#### GIVEN PROBLEM:
Pictures do not belong in the copy; transcribe everything else in the records exactly.

#### SUPPLIED INFORMATION:

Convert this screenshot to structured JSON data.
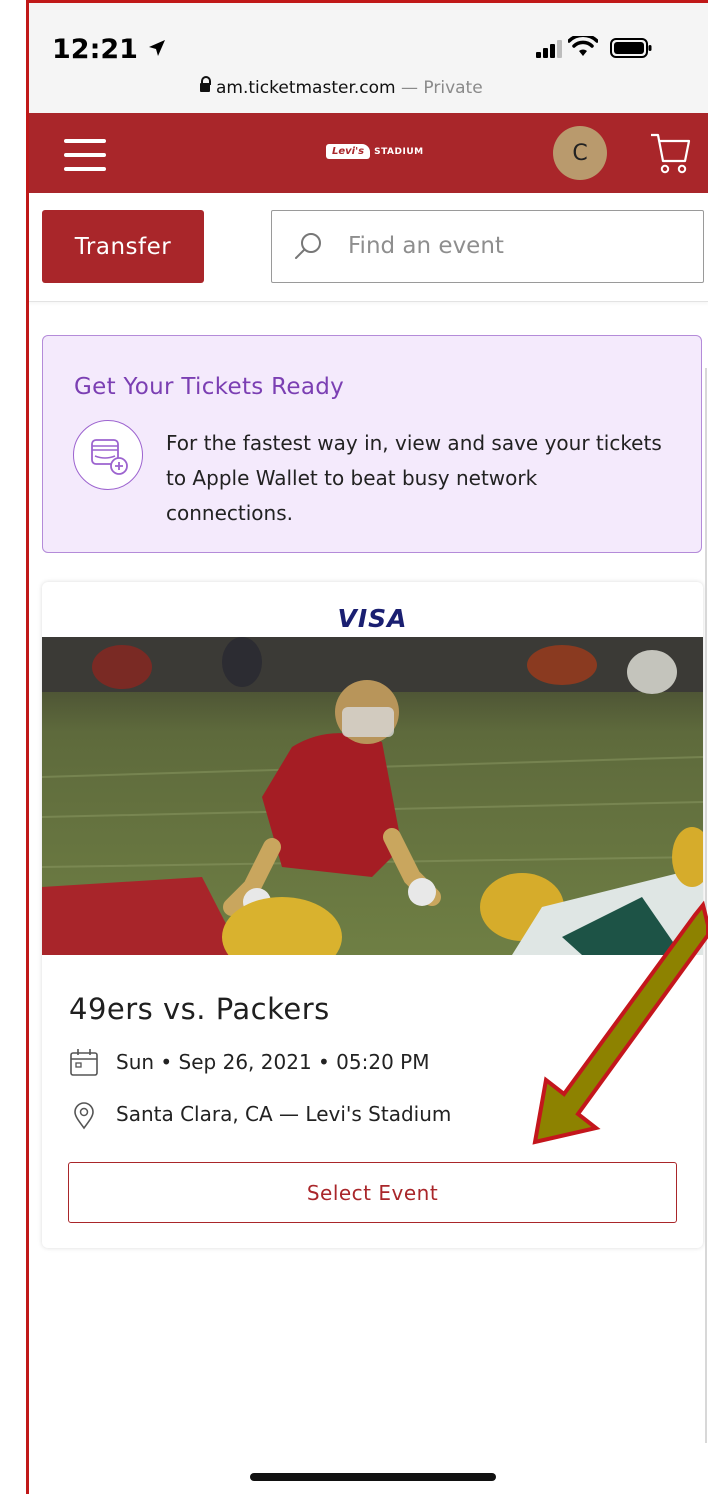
{
  "status_bar": {
    "time": "12:21",
    "url": "am.ticketmaster.com",
    "url_suffix": "— Private"
  },
  "navbar": {
    "logo_brand": "Levi's",
    "logo_venue": "STADIUM",
    "avatar_initial": "C",
    "color": "#a9262a"
  },
  "toolbar": {
    "transfer_label": "Transfer",
    "search_placeholder": "Find an event"
  },
  "wallet_banner": {
    "title": "Get Your Tickets Ready",
    "body": "For the fastest way in, view and save your tickets to Apple Wallet to beat busy network connections.",
    "accent": "#7b3fb3"
  },
  "event": {
    "sponsor": "VISA",
    "title": "49ers vs. Packers",
    "date": "Sun • Sep 26, 2021 • 05:20 PM",
    "venue": "Santa Clara, CA — Levi's Stadium",
    "select_label": "Select Event"
  },
  "icons": [
    "menu-icon",
    "cart-icon",
    "search-icon",
    "wallet-add-icon",
    "calendar-icon",
    "location-pin-icon"
  ]
}
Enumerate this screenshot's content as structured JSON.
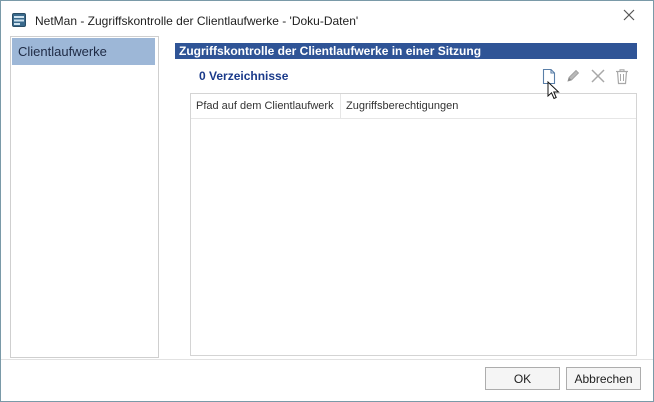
{
  "window": {
    "title": "NetMan - Zugriffskontrolle der Clientlaufwerke - 'Doku-Daten'",
    "icons": {
      "app": "netman-app-icon",
      "close": "close-icon"
    }
  },
  "sidebar": {
    "items": [
      {
        "label": "Clientlaufwerke",
        "selected": true
      }
    ]
  },
  "content": {
    "header": "Zugriffskontrolle der Clientlaufwerke in einer Sitzung",
    "count_label": "0 Verzeichnisse",
    "toolbar": {
      "new": "new-document-icon",
      "edit": "pencil-icon",
      "delete": "x-icon",
      "trash": "trash-icon"
    },
    "table": {
      "columns": [
        "Pfad auf dem Clientlaufwerk",
        "Zugriffsberechtigungen"
      ],
      "rows": []
    }
  },
  "footer": {
    "ok_label": "OK",
    "cancel_label": "Abbrechen"
  },
  "colors": {
    "header_bg": "#2f5496",
    "selected_bg": "#9db7d7",
    "count_text": "#1a3a8a"
  }
}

#### FULL SOLUTION:
Convert this screenshot to structured JSON data.
{
  "status_bar": {
    "time": "12:21",
    "url": "am.ticketmaster.com",
    "url_suffix": "— Private"
  },
  "navbar": {
    "logo_brand": "Levi's",
    "logo_venue": "STADIUM",
    "avatar_initial": "C",
    "color": "#a9262a"
  },
  "toolbar": {
    "transfer_label": "Transfer",
    "search_placeholder": "Find an event"
  },
  "wallet_banner": {
    "title": "Get Your Tickets Ready",
    "body": "For the fastest way in, view and save your tickets to Apple Wallet to beat busy network connections.",
    "accent": "#7b3fb3"
  },
  "event": {
    "sponsor": "VISA",
    "title": "49ers vs. Packers",
    "date": "Sun • Sep 26, 2021 • 05:20 PM",
    "venue": "Santa Clara, CA — Levi's Stadium",
    "select_label": "Select Event"
  },
  "icons": [
    "menu-icon",
    "cart-icon",
    "search-icon",
    "wallet-add-icon",
    "calendar-icon",
    "location-pin-icon"
  ]
}
Enumerate this screenshot's content as structured JSON.
{
  "window": {
    "title": "NetMan - Zugriffskontrolle der Clientlaufwerke - 'Doku-Daten'",
    "icons": {
      "app": "netman-app-icon",
      "close": "close-icon"
    }
  },
  "sidebar": {
    "items": [
      {
        "label": "Clientlaufwerke",
        "selected": true
      }
    ]
  },
  "content": {
    "header": "Zugriffskontrolle der Clientlaufwerke in einer Sitzung",
    "count_label": "0 Verzeichnisse",
    "toolbar": {
      "new": "new-document-icon",
      "edit": "pencil-icon",
      "delete": "x-icon",
      "trash": "trash-icon"
    },
    "table": {
      "columns": [
        "Pfad auf dem Clientlaufwerk",
        "Zugriffsberechtigungen"
      ],
      "rows": []
    }
  },
  "footer": {
    "ok_label": "OK",
    "cancel_label": "Abbrechen"
  },
  "colors": {
    "header_bg": "#2f5496",
    "selected_bg": "#9db7d7",
    "count_text": "#1a3a8a"
  }
}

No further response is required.